== Aim of the task ==
Below are some records. Pull every line that contains the word "LPTB".

== The input ==
-------------------------
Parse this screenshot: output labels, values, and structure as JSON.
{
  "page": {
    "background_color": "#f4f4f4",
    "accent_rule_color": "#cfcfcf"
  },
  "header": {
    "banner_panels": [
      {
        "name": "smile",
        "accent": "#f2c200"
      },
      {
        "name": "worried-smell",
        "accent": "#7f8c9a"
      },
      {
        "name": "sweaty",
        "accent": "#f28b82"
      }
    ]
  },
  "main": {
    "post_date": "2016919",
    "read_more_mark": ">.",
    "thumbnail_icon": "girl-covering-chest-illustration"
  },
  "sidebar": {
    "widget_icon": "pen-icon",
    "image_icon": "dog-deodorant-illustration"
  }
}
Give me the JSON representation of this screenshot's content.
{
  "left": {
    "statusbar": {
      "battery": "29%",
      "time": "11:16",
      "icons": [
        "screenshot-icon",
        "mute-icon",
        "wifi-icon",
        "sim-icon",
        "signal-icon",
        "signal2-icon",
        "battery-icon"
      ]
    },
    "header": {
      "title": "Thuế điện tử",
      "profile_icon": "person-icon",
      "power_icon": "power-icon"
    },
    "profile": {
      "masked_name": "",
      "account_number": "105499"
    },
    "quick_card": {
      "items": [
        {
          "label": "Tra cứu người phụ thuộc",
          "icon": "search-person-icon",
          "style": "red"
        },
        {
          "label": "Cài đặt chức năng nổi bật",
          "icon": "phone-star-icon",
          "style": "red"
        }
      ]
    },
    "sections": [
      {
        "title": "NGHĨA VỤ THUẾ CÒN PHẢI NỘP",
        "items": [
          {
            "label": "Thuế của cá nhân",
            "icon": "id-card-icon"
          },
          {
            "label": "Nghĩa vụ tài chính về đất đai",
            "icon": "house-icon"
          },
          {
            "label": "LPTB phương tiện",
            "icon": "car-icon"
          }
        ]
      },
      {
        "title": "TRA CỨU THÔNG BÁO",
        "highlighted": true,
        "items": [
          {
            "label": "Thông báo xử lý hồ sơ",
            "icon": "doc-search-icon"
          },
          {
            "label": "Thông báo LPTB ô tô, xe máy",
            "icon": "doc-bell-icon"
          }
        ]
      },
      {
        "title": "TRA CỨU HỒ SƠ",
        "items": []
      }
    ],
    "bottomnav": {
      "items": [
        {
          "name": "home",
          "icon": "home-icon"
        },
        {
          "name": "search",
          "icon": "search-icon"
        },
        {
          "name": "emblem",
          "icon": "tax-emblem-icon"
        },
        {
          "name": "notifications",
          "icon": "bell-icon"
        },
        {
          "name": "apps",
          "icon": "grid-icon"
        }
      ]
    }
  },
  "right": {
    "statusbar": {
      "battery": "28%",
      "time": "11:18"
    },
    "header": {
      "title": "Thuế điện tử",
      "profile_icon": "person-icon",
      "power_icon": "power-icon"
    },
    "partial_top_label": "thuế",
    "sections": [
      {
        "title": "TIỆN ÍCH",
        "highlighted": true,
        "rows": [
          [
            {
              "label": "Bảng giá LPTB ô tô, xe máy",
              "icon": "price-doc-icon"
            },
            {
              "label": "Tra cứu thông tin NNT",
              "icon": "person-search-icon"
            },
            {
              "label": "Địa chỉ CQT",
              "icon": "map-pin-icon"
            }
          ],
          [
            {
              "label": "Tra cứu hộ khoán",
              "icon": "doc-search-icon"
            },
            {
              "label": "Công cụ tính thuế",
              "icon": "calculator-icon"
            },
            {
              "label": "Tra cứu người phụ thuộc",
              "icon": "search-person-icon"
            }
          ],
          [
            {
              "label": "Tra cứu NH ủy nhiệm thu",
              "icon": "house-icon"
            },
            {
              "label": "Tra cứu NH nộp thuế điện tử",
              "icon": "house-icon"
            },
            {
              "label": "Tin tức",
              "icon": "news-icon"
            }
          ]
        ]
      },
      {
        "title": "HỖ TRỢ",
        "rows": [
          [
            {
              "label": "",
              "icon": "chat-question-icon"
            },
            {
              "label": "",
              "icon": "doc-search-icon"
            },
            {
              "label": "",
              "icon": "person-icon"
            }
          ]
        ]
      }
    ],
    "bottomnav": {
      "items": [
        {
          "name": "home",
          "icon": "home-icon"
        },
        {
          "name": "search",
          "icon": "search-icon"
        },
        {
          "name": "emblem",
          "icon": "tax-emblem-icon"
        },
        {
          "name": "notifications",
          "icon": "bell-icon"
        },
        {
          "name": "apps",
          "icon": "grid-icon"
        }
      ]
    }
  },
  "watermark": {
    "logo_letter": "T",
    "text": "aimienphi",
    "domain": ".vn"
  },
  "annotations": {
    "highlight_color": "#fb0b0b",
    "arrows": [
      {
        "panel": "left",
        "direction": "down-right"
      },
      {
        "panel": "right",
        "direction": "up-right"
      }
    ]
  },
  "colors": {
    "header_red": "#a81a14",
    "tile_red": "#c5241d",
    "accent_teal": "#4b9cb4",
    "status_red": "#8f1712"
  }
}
-------------------------
== Expected answer ==
            "label": "LPTB phương tiện",
            "label": "Thông báo LPTB ô tô, xe máy",
              "label": "Bảng giá LPTB ô tô, xe máy",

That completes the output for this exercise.